TASK 1:
Say whether each statement agrees with the Quot-scheme paper summary, answering yes or no and quoting the deciding words: (a) the paper uses Quot-scheme limits of Fubini-Study metrics; (b) the paper relates Bergman 1-parameter subgroups to geodesics in Kähler metric space; (c) the paper extends the theory of balanced metrics to singular holomorphic vector bundles.
TASK 2:
Please extend the Quot-scheme paper summary beyond its final sentence.

Quot-scheme limit of Fubini-Study metrics and its applications to balanced metrics

TL;DR

This paper extends the theory of balanced metrics and Gieseker stability to singular holomorphic vector bundles using Quot-scheme limits of Fubini-Study metrics, connecting to broader geometric stability concepts.

Contribution

It generalizes the equivalence between balanced metrics and Gieseker stability to singular bundles and relates Bergman 1-parameter subgroups to subgeodesics in hermitian metric space.

[Records from a collection]
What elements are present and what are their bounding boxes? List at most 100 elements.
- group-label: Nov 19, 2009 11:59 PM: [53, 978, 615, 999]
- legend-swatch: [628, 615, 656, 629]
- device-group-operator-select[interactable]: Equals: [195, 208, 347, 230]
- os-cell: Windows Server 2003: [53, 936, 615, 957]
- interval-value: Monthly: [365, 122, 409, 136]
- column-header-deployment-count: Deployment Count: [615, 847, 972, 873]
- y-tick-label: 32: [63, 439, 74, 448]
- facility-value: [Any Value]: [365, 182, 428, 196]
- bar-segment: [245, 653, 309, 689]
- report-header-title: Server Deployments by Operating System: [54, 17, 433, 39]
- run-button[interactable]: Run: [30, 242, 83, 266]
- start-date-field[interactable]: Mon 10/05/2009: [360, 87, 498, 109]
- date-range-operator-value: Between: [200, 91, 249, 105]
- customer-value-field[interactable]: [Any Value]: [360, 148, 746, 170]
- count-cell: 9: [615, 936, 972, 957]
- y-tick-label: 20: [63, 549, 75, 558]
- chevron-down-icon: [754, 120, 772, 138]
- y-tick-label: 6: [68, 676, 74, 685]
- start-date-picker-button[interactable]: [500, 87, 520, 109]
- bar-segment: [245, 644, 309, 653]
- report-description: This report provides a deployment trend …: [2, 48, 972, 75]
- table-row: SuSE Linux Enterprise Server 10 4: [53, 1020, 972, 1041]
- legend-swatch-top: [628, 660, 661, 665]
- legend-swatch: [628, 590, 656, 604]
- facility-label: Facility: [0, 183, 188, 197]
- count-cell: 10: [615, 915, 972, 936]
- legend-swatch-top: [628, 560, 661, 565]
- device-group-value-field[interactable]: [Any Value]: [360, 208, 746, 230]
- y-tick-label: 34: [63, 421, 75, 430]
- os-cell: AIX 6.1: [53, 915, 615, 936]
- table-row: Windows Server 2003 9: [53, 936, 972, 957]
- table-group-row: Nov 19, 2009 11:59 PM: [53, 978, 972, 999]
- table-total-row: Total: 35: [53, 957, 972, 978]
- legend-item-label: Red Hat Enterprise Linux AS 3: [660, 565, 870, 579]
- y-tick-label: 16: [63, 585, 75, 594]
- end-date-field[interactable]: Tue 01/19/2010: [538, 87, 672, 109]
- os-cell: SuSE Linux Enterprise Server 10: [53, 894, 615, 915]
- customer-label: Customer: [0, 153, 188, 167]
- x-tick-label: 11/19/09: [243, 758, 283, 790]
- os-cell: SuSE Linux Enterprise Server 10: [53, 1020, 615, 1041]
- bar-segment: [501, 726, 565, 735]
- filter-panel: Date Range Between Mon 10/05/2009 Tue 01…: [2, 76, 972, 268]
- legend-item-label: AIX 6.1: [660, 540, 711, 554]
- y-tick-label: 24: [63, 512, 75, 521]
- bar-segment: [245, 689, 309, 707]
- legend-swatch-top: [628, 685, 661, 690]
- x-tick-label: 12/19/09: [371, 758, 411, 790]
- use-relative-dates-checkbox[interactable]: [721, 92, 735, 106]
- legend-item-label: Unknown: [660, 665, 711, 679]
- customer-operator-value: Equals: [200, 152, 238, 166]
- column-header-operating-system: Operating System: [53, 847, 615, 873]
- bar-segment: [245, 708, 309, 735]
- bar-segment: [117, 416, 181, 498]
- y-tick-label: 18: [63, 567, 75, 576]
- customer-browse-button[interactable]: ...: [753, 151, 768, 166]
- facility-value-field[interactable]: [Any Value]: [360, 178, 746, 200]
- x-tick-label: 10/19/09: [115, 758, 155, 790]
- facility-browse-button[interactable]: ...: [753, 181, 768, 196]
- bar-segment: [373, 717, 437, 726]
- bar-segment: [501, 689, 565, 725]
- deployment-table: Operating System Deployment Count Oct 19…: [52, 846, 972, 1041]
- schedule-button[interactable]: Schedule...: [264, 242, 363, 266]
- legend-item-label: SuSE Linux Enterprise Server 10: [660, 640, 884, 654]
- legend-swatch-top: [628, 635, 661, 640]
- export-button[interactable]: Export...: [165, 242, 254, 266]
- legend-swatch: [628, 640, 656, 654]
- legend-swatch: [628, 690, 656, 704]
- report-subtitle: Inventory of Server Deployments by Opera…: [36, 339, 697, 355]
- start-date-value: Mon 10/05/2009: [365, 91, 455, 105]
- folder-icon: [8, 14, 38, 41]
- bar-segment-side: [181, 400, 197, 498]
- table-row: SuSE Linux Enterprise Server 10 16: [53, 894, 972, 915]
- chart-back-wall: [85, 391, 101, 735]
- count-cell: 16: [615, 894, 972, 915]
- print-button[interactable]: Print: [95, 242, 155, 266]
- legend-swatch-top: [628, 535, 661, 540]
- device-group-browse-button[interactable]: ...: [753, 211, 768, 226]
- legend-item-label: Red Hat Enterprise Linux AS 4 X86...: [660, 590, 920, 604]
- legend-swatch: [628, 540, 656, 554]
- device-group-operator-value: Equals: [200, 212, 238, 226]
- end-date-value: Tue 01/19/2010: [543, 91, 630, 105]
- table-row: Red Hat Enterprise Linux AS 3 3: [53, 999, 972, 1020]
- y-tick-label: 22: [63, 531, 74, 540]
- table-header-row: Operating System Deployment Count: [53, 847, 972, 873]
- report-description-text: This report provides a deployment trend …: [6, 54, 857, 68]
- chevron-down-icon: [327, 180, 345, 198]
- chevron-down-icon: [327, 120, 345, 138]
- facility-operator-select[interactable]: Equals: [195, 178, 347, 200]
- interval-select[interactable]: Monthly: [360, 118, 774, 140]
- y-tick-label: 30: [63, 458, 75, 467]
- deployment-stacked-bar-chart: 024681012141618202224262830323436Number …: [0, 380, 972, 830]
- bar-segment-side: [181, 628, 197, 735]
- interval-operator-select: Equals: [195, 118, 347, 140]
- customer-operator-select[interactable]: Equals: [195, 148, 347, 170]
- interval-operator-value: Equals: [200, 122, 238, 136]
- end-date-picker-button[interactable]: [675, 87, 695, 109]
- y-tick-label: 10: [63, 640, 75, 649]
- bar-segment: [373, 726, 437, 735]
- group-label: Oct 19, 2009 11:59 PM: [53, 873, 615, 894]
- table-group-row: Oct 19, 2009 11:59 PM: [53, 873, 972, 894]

REPLY 1:
(a) Yes: "using Quot-scheme limits of Fubini-Study metrics"
(b) No: "relates Bergman 1-parameter subgroups to subgeodesics in hermitian metric space"
(c) Yes: "extends the theory of balanced metrics and Gieseker stability to singular holomorphic vector bundles"

REPLY 2:
Findings

Balanced metrics exist iff Gieseker stability for singular bundles

Bergman 1-parameter subgroups form subgeodesics

Techniques relate to Yau-Tian-Donaldson conjecture

Abstract

We present some results that complement our prequels [arXiv:1809.08425,arXiv:1907.05770] on holomorphic vector bundles. We apply the method of the Quot-scheme limit of Fubini-Study metrics developed therein to provide a generalisation to the singular case of the result originally obtained by X.W. Wang for the smooth case, which states that the existence of balanced metrics is equivalent to the Gieseker stability of the vector bundle. We also prove that the Bergman 1-parameter subgroups form subgeodesics in the space of hermitian metrics. This paper also contains a review of techniques developed in [arXiv:1809.08425,arXiv:1907.05770] and how they correspond to their counterparts developed in the study of the Yau-Tian-Donaldson conjecture.